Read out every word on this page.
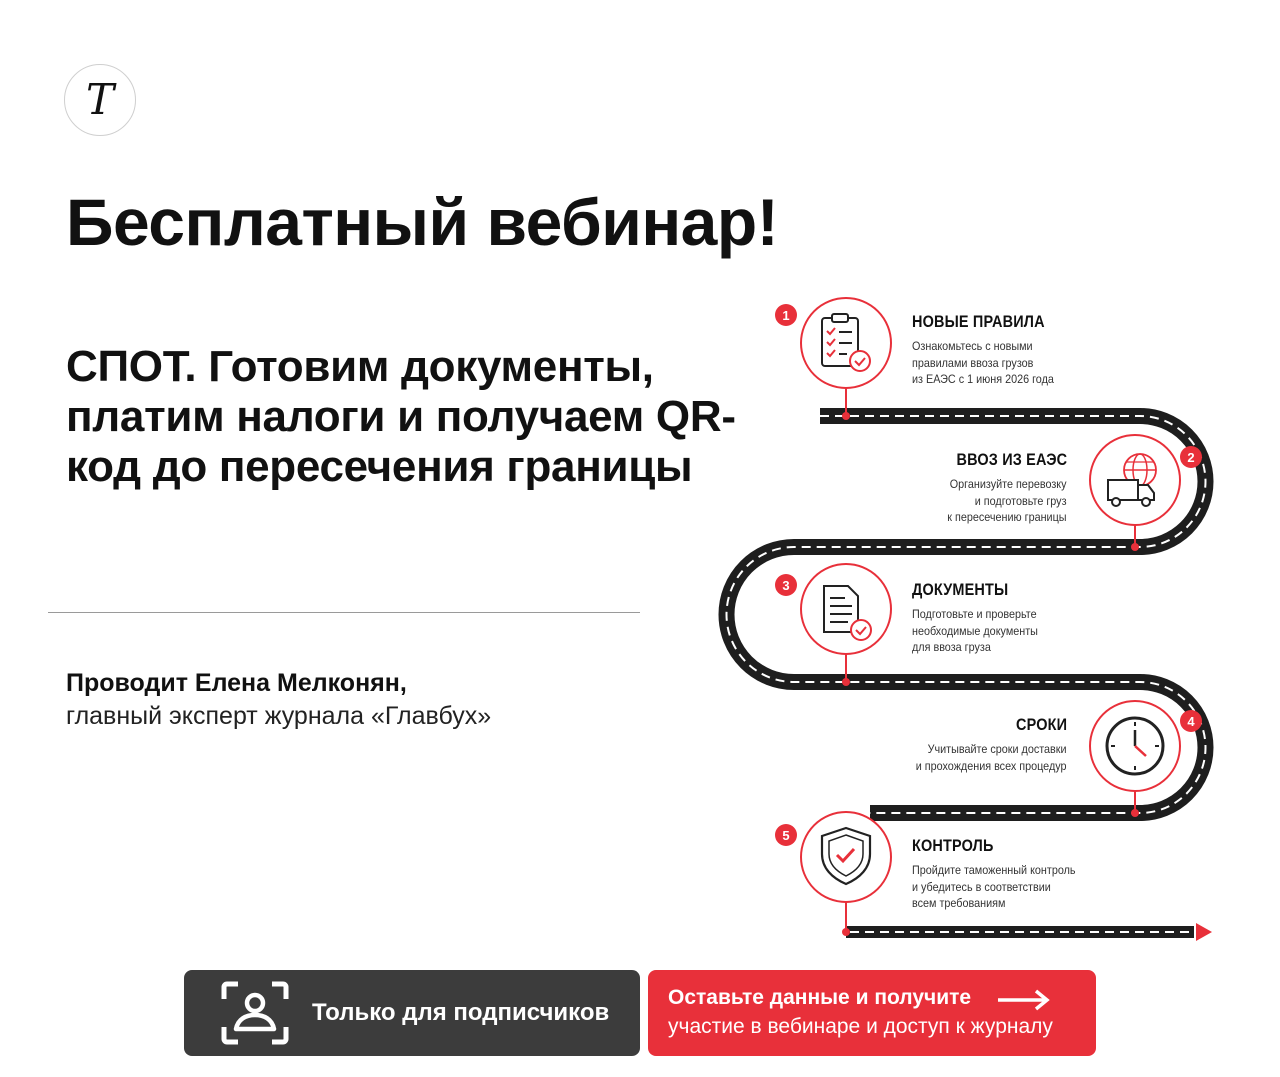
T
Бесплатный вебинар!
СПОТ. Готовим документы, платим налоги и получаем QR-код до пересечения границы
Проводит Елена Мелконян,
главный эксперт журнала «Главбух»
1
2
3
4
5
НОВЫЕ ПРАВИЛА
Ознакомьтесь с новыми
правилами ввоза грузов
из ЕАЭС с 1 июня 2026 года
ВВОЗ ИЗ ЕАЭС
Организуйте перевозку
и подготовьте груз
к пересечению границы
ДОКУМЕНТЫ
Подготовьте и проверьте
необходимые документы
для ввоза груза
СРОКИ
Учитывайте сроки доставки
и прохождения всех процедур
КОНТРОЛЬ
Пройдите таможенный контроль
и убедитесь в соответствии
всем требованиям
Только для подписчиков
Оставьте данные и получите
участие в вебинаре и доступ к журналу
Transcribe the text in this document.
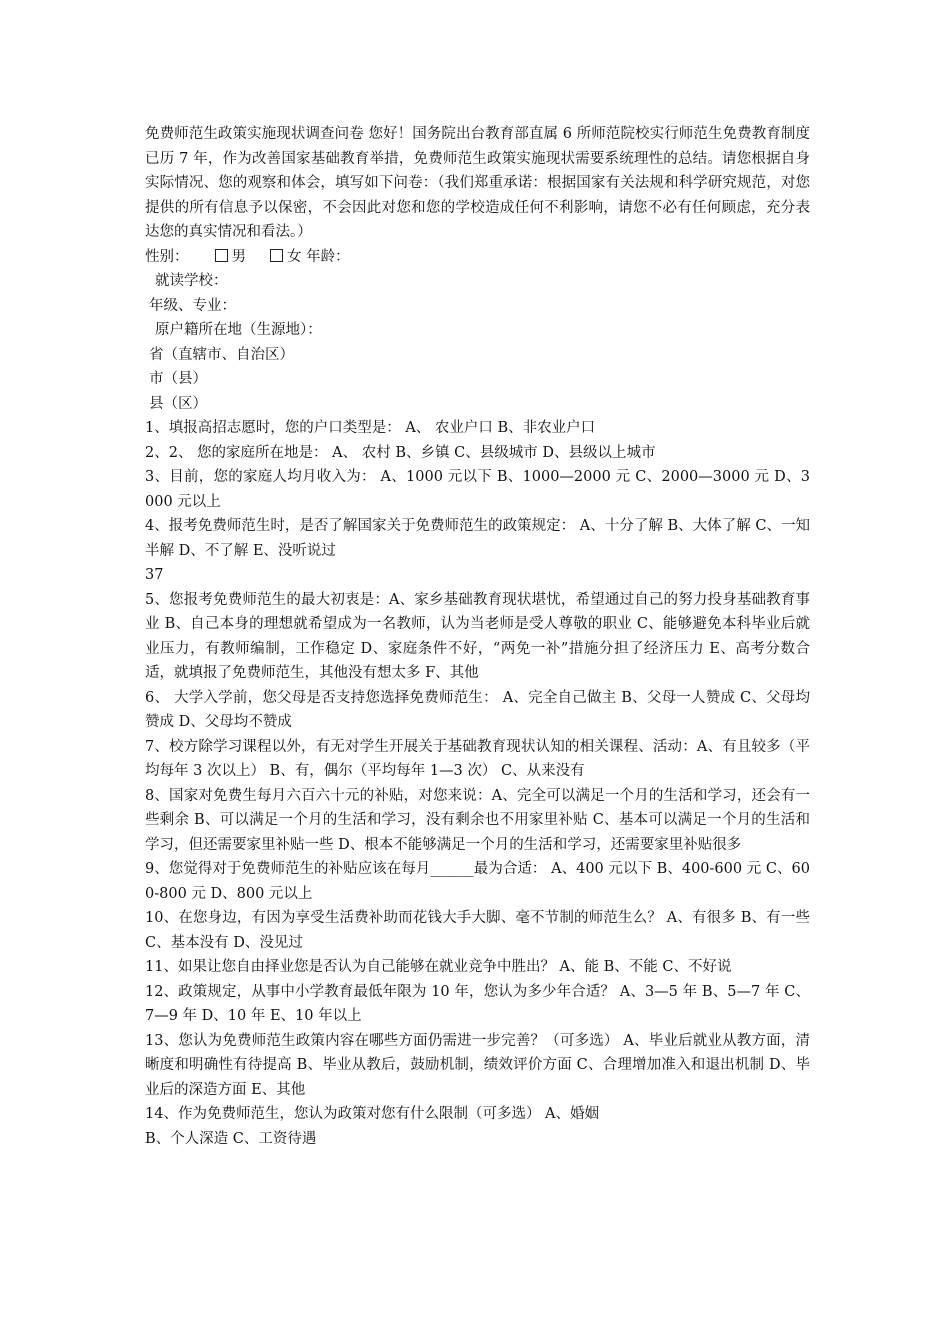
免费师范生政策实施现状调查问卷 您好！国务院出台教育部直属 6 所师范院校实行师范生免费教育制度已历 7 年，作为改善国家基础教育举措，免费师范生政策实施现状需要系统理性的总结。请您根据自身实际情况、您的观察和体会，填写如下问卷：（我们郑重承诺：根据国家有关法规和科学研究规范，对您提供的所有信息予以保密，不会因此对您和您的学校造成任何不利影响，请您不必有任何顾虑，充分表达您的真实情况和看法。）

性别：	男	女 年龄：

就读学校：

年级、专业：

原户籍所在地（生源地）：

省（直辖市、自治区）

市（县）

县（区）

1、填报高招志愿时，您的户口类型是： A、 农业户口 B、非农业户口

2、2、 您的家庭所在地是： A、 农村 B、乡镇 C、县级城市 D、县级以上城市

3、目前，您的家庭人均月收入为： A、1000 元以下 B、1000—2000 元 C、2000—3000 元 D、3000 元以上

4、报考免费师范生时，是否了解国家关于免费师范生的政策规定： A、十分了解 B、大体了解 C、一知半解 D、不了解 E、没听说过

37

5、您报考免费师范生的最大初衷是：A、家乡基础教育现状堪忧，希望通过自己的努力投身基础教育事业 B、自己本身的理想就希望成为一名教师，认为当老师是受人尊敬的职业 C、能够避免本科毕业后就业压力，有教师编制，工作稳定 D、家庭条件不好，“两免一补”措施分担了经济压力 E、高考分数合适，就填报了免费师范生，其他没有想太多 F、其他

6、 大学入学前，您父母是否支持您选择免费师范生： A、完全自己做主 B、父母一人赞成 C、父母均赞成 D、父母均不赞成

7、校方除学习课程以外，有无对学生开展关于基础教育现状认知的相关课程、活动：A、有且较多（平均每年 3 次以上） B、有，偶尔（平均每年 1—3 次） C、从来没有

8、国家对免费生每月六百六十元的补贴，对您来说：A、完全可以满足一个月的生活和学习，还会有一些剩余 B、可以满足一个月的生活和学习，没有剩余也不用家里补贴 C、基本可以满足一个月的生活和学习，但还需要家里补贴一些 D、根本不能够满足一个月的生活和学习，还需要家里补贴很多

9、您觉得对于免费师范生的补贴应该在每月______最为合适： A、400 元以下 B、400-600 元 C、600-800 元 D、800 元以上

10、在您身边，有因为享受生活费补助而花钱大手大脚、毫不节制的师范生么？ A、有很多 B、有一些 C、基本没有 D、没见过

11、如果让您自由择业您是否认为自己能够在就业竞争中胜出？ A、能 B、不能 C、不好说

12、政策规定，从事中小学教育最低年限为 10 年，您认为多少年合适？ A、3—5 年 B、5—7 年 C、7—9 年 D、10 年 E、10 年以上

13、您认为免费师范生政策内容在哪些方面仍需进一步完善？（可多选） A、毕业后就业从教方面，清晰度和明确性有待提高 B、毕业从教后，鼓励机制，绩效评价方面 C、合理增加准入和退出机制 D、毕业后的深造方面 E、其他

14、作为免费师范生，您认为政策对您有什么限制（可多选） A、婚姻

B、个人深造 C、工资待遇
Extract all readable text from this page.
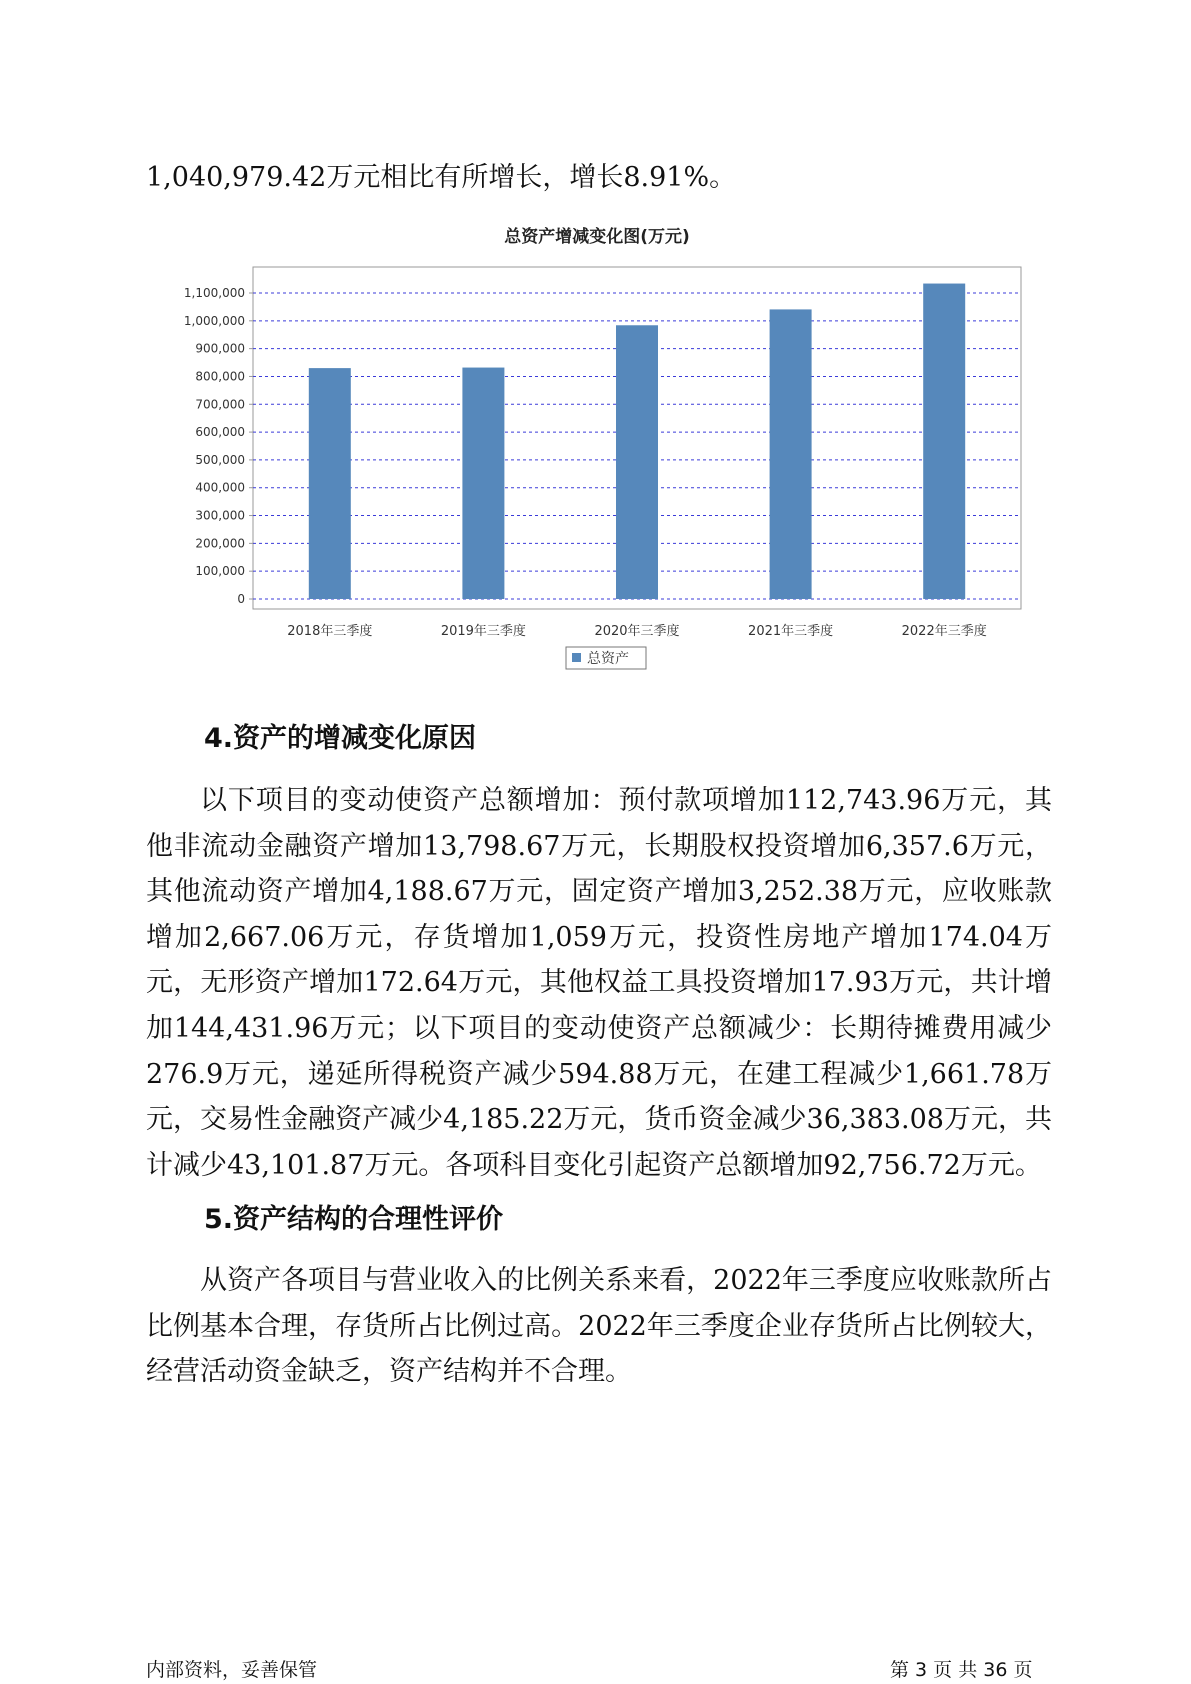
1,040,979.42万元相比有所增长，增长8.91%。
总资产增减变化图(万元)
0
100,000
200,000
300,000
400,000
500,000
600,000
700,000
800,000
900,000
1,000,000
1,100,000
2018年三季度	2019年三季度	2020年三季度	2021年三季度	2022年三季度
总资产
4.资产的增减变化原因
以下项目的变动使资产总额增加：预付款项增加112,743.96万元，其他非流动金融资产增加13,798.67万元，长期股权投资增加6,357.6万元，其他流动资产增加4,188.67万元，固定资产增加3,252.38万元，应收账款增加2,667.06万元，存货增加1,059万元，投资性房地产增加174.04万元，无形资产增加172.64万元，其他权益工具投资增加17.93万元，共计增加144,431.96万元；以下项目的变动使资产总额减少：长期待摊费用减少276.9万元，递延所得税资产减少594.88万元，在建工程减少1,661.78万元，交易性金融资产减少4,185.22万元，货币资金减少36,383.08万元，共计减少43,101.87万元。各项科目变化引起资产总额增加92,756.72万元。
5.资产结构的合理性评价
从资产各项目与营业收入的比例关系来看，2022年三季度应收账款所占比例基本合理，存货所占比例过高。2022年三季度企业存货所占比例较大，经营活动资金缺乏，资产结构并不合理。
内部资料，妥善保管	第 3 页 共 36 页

= = =

◆ **To do**:
Leave out the pictures and copy the rest of the material above exactly.

◆ **Answer in full**:
Read out every word on this page.
T
Бесплатный вебинар!
СПОТ. Готовим документы, платим налоги и получаем QR-код до пересечения границы
Проводит Елена Мелконян,
главный эксперт журнала «Главбух»
1
2
3
4
5
НОВЫЕ ПРАВИЛА
Ознакомьтесь с новыми
правилами ввоза грузов
из ЕАЭС с 1 июня 2026 года
ВВОЗ ИЗ ЕАЭС
Организуйте перевозку
и подготовьте груз
к пересечению границы
ДОКУМЕНТЫ
Подготовьте и проверьте
необходимые документы
для ввоза груза
СРОКИ
Учитывайте сроки доставки
и прохождения всех процедур
КОНТРОЛЬ
Пройдите таможенный контроль
и убедитесь в соответствии
всем требованиям
Только для подписчиков
Оставьте данные и получите
участие в вебинаре и доступ к журналу
Transcribe the text in this document.
免费师范生政策实施现状调查问卷 您好！国务院出台教育部直属 6 所师范院校实行师范生免费教育制度已历 7 年，作为改善国家基础教育举措，免费师范生政策实施现状需要系统理性的总结。请您根据自身实际情况、您的观察和体会，填写如下问卷：（我们郑重承诺：根据国家有关法规和科学研究规范，对您提供的所有信息予以保密，不会因此对您和您的学校造成任何不利影响，请您不必有任何顾虑，充分表达您的真实情况和看法。）

性别：	男	女 年龄：

就读学校：

年级、专业：

原户籍所在地（生源地）：

省（直辖市、自治区）

市（县）

县（区）

1、填报高招志愿时，您的户口类型是： A、 农业户口 B、非农业户口

2、2、 您的家庭所在地是： A、 农村 B、乡镇 C、县级城市 D、县级以上城市

3、目前，您的家庭人均月收入为： A、1000 元以下 B、1000—2000 元 C、2000—3000 元 D、3000 元以上

4、报考免费师范生时，是否了解国家关于免费师范生的政策规定： A、十分了解 B、大体了解 C、一知半解 D、不了解 E、没听说过

37

5、您报考免费师范生的最大初衷是：A、家乡基础教育现状堪忧，希望通过自己的努力投身基础教育事业 B、自己本身的理想就希望成为一名教师，认为当老师是受人尊敬的职业 C、能够避免本科毕业后就业压力，有教师编制，工作稳定 D、家庭条件不好，“两免一补”措施分担了经济压力 E、高考分数合适，就填报了免费师范生，其他没有想太多 F、其他

6、 大学入学前，您父母是否支持您选择免费师范生： A、完全自己做主 B、父母一人赞成 C、父母均赞成 D、父母均不赞成

7、校方除学习课程以外，有无对学生开展关于基础教育现状认知的相关课程、活动：A、有且较多（平均每年 3 次以上） B、有，偶尔（平均每年 1—3 次） C、从来没有

8、国家对免费生每月六百六十元的补贴，对您来说：A、完全可以满足一个月的生活和学习，还会有一些剩余 B、可以满足一个月的生活和学习，没有剩余也不用家里补贴 C、基本可以满足一个月的生活和学习，但还需要家里补贴一些 D、根本不能够满足一个月的生活和学习，还需要家里补贴很多

9、您觉得对于免费师范生的补贴应该在每月______最为合适： A、400 元以下 B、400-600 元 C、600-800 元 D、800 元以上

10、在您身边，有因为享受生活费补助而花钱大手大脚、毫不节制的师范生么？ A、有很多 B、有一些 C、基本没有 D、没见过

11、如果让您自由择业您是否认为自己能够在就业竞争中胜出？ A、能 B、不能 C、不好说

12、政策规定，从事中小学教育最低年限为 10 年，您认为多少年合适？ A、3—5 年 B、5—7 年 C、7—9 年 D、10 年 E、10 年以上

13、您认为免费师范生政策内容在哪些方面仍需进一步完善？（可多选） A、毕业后就业从教方面，清晰度和明确性有待提高 B、毕业从教后，鼓励机制，绩效评价方面 C、合理增加准入和退出机制 D、毕业后的深造方面 E、其他

14、作为免费师范生，您认为政策对您有什么限制（可多选） A、婚姻

B、个人深造 C、工资待遇
Extract all readable text from this page.
1,040,979.42万元相比有所增长，增长8.91%。
总资产增减变化图(万元)
0
100,000
200,000
300,000
400,000
500,000
600,000
700,000
800,000
900,000
1,000,000
1,100,000
2018年三季度	2019年三季度	2020年三季度	2021年三季度	2022年三季度
总资产
4.资产的增减变化原因
以下项目的变动使资产总额增加：预付款项增加112,743.96万元，其他非流动金融资产增加13,798.67万元，长期股权投资增加6,357.6万元，其他流动资产增加4,188.67万元，固定资产增加3,252.38万元，应收账款增加2,667.06万元，存货增加1,059万元，投资性房地产增加174.04万元，无形资产增加172.64万元，其他权益工具投资增加17.93万元，共计增加144,431.96万元；以下项目的变动使资产总额减少：长期待摊费用减少276.9万元，递延所得税资产减少594.88万元，在建工程减少1,661.78万元，交易性金融资产减少4,185.22万元，货币资金减少36,383.08万元，共计减少43,101.87万元。各项科目变化引起资产总额增加92,756.72万元。
5.资产结构的合理性评价
从资产各项目与营业收入的比例关系来看，2022年三季度应收账款所占比例基本合理，存货所占比例过高。2022年三季度企业存货所占比例较大，经营活动资金缺乏，资产结构并不合理。
内部资料，妥善保管	第 3 页 共 36 页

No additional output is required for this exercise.